Transcribed page data
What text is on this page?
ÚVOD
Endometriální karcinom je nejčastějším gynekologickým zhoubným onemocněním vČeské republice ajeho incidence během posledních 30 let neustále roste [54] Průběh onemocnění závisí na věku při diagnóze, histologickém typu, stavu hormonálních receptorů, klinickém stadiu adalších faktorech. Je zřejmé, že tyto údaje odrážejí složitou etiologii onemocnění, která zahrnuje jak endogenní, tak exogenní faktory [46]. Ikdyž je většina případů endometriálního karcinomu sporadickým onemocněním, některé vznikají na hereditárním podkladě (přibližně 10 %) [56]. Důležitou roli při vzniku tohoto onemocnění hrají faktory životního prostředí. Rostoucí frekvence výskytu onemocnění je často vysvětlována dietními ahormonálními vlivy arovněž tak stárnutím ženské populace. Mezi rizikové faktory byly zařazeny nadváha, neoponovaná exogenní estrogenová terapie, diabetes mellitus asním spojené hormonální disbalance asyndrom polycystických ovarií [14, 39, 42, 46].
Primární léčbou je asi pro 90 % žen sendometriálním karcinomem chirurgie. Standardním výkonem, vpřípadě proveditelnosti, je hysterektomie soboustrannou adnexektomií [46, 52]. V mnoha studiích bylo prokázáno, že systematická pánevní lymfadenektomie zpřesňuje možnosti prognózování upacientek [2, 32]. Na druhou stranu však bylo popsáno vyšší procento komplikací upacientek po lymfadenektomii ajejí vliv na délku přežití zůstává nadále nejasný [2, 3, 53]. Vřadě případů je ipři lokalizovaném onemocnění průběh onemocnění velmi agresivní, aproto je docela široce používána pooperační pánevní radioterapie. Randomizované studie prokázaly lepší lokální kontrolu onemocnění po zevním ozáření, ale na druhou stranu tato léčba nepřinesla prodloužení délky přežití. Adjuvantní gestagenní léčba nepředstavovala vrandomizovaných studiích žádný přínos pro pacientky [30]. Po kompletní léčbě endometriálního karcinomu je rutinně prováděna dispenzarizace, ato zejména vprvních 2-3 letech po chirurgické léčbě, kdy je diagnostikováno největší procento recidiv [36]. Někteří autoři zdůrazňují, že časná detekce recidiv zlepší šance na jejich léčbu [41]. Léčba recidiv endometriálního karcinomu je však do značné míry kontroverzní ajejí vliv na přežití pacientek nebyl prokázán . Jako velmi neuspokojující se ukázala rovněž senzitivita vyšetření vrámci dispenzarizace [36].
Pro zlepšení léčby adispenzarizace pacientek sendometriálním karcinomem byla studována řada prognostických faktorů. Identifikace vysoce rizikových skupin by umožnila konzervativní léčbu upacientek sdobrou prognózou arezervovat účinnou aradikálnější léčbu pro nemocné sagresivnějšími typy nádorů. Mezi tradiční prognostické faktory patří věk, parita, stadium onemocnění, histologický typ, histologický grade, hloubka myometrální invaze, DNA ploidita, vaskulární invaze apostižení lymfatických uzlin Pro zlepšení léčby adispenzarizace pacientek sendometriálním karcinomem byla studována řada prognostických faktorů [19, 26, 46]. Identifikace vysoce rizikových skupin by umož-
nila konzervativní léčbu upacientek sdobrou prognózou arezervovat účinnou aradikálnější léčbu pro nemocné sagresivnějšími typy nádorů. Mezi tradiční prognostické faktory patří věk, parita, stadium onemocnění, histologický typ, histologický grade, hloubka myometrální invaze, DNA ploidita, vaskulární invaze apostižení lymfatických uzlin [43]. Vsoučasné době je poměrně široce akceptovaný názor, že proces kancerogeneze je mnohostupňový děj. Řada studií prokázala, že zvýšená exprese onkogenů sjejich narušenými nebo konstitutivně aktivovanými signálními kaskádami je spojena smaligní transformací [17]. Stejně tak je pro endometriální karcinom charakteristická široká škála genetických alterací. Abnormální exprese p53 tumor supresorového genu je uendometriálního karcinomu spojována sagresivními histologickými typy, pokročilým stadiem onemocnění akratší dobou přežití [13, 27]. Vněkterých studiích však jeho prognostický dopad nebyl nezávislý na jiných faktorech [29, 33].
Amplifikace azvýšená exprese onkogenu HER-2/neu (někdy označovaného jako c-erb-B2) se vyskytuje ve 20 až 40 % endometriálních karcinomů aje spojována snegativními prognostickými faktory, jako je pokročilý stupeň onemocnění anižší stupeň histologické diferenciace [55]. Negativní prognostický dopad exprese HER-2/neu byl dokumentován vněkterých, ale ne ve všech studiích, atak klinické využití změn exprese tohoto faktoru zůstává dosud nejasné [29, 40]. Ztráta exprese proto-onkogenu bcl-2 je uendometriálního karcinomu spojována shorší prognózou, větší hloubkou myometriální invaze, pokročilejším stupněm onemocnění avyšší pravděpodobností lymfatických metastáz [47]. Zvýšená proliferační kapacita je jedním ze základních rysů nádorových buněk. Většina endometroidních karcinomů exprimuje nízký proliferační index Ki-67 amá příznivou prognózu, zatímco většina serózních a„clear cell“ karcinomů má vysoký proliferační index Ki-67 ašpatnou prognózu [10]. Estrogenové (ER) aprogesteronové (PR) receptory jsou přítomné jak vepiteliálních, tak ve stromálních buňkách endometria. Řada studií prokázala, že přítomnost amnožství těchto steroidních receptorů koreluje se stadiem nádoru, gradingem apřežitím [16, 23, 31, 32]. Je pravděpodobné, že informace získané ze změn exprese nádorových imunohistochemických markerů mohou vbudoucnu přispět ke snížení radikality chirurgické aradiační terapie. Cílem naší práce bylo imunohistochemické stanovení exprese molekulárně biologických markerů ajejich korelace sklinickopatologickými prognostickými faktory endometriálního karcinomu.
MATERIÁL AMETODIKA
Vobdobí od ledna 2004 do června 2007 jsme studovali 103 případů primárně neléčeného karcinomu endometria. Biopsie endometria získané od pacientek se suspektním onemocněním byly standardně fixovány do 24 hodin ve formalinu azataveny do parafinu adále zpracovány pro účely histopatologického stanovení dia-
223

Problem statement
A verbatim copy of every entry is needed.

Task solution
What text is on this page?
ÚVOD
Endometriální karcinom je nejčastějším gynekologickým zhoubným onemocněním vČeské republice ajeho incidence během posledních 30 let neustále roste [54] Průběh onemocnění závisí na věku při diagnóze, histologickém typu, stavu hormonálních receptorů, klinickém stadiu adalších faktorech. Je zřejmé, že tyto údaje odrážejí složitou etiologii onemocnění, která zahrnuje jak endogenní, tak exogenní faktory [46]. Ikdyž je většina případů endometriálního karcinomu sporadickým onemocněním, některé vznikají na hereditárním podkladě (přibližně 10 %) [56]. Důležitou roli při vzniku tohoto onemocnění hrají faktory životního prostředí. Rostoucí frekvence výskytu onemocnění je často vysvětlována dietními ahormonálními vlivy arovněž tak stárnutím ženské populace. Mezi rizikové faktory byly zařazeny nadváha, neoponovaná exogenní estrogenová terapie, diabetes mellitus asním spojené hormonální disbalance asyndrom polycystických ovarií [14, 39, 42, 46].
Primární léčbou je asi pro 90 % žen sendometriálním karcinomem chirurgie. Standardním výkonem, vpřípadě proveditelnosti, je hysterektomie soboustrannou adnexektomií [46, 52]. V mnoha studiích bylo prokázáno, že systematická pánevní lymfadenektomie zpřesňuje možnosti prognózování upacientek [2, 32]. Na druhou stranu však bylo popsáno vyšší procento komplikací upacientek po lymfadenektomii ajejí vliv na délku přežití zůstává nadále nejasný [2, 3, 53]. Vřadě případů je ipři lokalizovaném onemocnění průběh onemocnění velmi agresivní, aproto je docela široce používána pooperační pánevní radioterapie. Randomizované studie prokázaly lepší lokální kontrolu onemocnění po zevním ozáření, ale na druhou stranu tato léčba nepřinesla prodloužení délky přežití. Adjuvantní gestagenní léčba nepředstavovala vrandomizovaných studiích žádný přínos pro pacientky [30]. Po kompletní léčbě endometriálního karcinomu je rutinně prováděna dispenzarizace, ato zejména vprvních 2-3 letech po chirurgické léčbě, kdy je diagnostikováno největší procento recidiv [36]. Někteří autoři zdůrazňují, že časná detekce recidiv zlepší šance na jejich léčbu [41]. Léčba recidiv endometriálního karcinomu je však do značné míry kontroverzní ajejí vliv na přežití pacientek nebyl prokázán . Jako velmi neuspokojující se ukázala rovněž senzitivita vyšetření vrámci dispenzarizace [36].
Pro zlepšení léčby adispenzarizace pacientek sendometriálním karcinomem byla studována řada prognostických faktorů. Identifikace vysoce rizikových skupin by umožnila konzervativní léčbu upacientek sdobrou prognózou arezervovat účinnou aradikálnější léčbu pro nemocné sagresivnějšími typy nádorů. Mezi tradiční prognostické faktory patří věk, parita, stadium onemocnění, histologický typ, histologický grade, hloubka myometrální invaze, DNA ploidita, vaskulární invaze apostižení lymfatických uzlin Pro zlepšení léčby adispenzarizace pacientek sendometriálním karcinomem byla studována řada prognostických faktorů [19, 26, 46]. Identifikace vysoce rizikových skupin by umož-
nila konzervativní léčbu upacientek sdobrou prognózou arezervovat účinnou aradikálnější léčbu pro nemocné sagresivnějšími typy nádorů. Mezi tradiční prognostické faktory patří věk, parita, stadium onemocnění, histologický typ, histologický grade, hloubka myometrální invaze, DNA ploidita, vaskulární invaze apostižení lymfatických uzlin [43]. Vsoučasné době je poměrně široce akceptovaný názor, že proces kancerogeneze je mnohostupňový děj. Řada studií prokázala, že zvýšená exprese onkogenů sjejich narušenými nebo konstitutivně aktivovanými signálními kaskádami je spojena smaligní transformací [17]. Stejně tak je pro endometriální karcinom charakteristická široká škála genetických alterací. Abnormální exprese p53 tumor supresorového genu je uendometriálního karcinomu spojována sagresivními histologickými typy, pokročilým stadiem onemocnění akratší dobou přežití [13, 27]. Vněkterých studiích však jeho prognostický dopad nebyl nezávislý na jiných faktorech [29, 33].
Amplifikace azvýšená exprese onkogenu HER-2/neu (někdy označovaného jako c-erb-B2) se vyskytuje ve 20 až 40 % endometriálních karcinomů aje spojována snegativními prognostickými faktory, jako je pokročilý stupeň onemocnění anižší stupeň histologické diferenciace [55]. Negativní prognostický dopad exprese HER-2/neu byl dokumentován vněkterých, ale ne ve všech studiích, atak klinické využití změn exprese tohoto faktoru zůstává dosud nejasné [29, 40]. Ztráta exprese proto-onkogenu bcl-2 je uendometriálního karcinomu spojována shorší prognózou, větší hloubkou myometriální invaze, pokročilejším stupněm onemocnění avyšší pravděpodobností lymfatických metastáz [47]. Zvýšená proliferační kapacita je jedním ze základních rysů nádorových buněk. Většina endometroidních karcinomů exprimuje nízký proliferační index Ki-67 amá příznivou prognózu, zatímco většina serózních a„clear cell“ karcinomů má vysoký proliferační index Ki-67 ašpatnou prognózu [10]. Estrogenové (ER) aprogesteronové (PR) receptory jsou přítomné jak vepiteliálních, tak ve stromálních buňkách endometria. Řada studií prokázala, že přítomnost amnožství těchto steroidních receptorů koreluje se stadiem nádoru, gradingem apřežitím [16, 23, 31, 32]. Je pravděpodobné, že informace získané ze změn exprese nádorových imunohistochemických markerů mohou vbudoucnu přispět ke snížení radikality chirurgické aradiační terapie. Cílem naší práce bylo imunohistochemické stanovení exprese molekulárně biologických markerů ajejich korelace sklinickopatologickými prognostickými faktory endometriálního karcinomu.
MATERIÁL AMETODIKA
Vobdobí od ledna 2004 do června 2007 jsme studovali 103 případů primárně neléčeného karcinomu endometria. Biopsie endometria získané od pacientek se suspektním onemocněním byly standardně fixovány do 24 hodin ve formalinu azataveny do parafinu adále zpracovány pro účely histopatologického stanovení dia-
223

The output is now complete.